#### What to produce:
Copy each line exactly. Leave nothing out.

Records from a data source
----------------

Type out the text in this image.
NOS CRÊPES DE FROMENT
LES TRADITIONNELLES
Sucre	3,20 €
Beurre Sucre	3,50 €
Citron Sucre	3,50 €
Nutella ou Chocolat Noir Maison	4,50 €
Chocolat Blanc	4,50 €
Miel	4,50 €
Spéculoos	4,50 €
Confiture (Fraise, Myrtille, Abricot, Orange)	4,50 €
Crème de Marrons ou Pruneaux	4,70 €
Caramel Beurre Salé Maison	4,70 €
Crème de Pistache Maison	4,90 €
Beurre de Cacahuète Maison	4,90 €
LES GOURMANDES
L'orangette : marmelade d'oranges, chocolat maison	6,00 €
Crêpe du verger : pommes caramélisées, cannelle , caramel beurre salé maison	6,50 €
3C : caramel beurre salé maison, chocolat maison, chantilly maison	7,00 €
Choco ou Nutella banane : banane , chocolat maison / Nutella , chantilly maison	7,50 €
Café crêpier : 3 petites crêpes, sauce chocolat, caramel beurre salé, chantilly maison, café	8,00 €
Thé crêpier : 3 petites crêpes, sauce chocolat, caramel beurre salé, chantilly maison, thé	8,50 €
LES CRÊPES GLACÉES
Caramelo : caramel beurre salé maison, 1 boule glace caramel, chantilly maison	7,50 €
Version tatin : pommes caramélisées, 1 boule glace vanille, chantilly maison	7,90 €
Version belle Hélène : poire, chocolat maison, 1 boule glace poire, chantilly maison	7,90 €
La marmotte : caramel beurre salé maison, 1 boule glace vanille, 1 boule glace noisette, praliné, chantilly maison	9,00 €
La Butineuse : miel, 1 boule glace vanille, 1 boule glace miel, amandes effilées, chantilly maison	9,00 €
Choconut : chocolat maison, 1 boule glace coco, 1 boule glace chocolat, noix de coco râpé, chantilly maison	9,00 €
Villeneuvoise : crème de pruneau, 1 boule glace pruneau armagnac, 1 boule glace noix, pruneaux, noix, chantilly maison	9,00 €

----------------

#### Solution for this task:
Type out the text in this image.
NOS CRÊPES DE FROMENT
LES TRADITIONNELLES
Sucre	3,20 €
Beurre Sucre	3,50 €
Citron Sucre	3,50 €
Nutella ou Chocolat Noir Maison	4,50 €
Chocolat Blanc	4,50 €
Miel	4,50 €
Spéculoos	4,50 €
Confiture (Fraise, Myrtille, Abricot, Orange)	4,50 €
Crème de Marrons ou Pruneaux	4,70 €
Caramel Beurre Salé Maison	4,70 €
Crème de Pistache Maison	4,90 €
Beurre de Cacahuète Maison	4,90 €
LES GOURMANDES
L'orangette : marmelade d'oranges, chocolat maison	6,00 €
Crêpe du verger : pommes caramélisées, cannelle , caramel beurre salé maison	6,50 €
3C : caramel beurre salé maison, chocolat maison, chantilly maison	7,00 €
Choco ou Nutella banane : banane , chocolat maison / Nutella , chantilly maison	7,50 €
Café crêpier : 3 petites crêpes, sauce chocolat, caramel beurre salé, chantilly maison, café	8,00 €
Thé crêpier : 3 petites crêpes, sauce chocolat, caramel beurre salé, chantilly maison, thé	8,50 €
LES CRÊPES GLACÉES
Caramelo : caramel beurre salé maison, 1 boule glace caramel, chantilly maison	7,50 €
Version tatin : pommes caramélisées, 1 boule glace vanille, chantilly maison	7,90 €
Version belle Hélène : poire, chocolat maison, 1 boule glace poire, chantilly maison	7,90 €
La marmotte : caramel beurre salé maison, 1 boule glace vanille, 1 boule glace noisette, praliné, chantilly maison	9,00 €
La Butineuse : miel, 1 boule glace vanille, 1 boule glace miel, amandes effilées, chantilly maison	9,00 €
Choconut : chocolat maison, 1 boule glace coco, 1 boule glace chocolat, noix de coco râpé, chantilly maison	9,00 €
Villeneuvoise : crème de pruneau, 1 boule glace pruneau armagnac, 1 boule glace noix, pruneaux, noix, chantilly maison	9,00 €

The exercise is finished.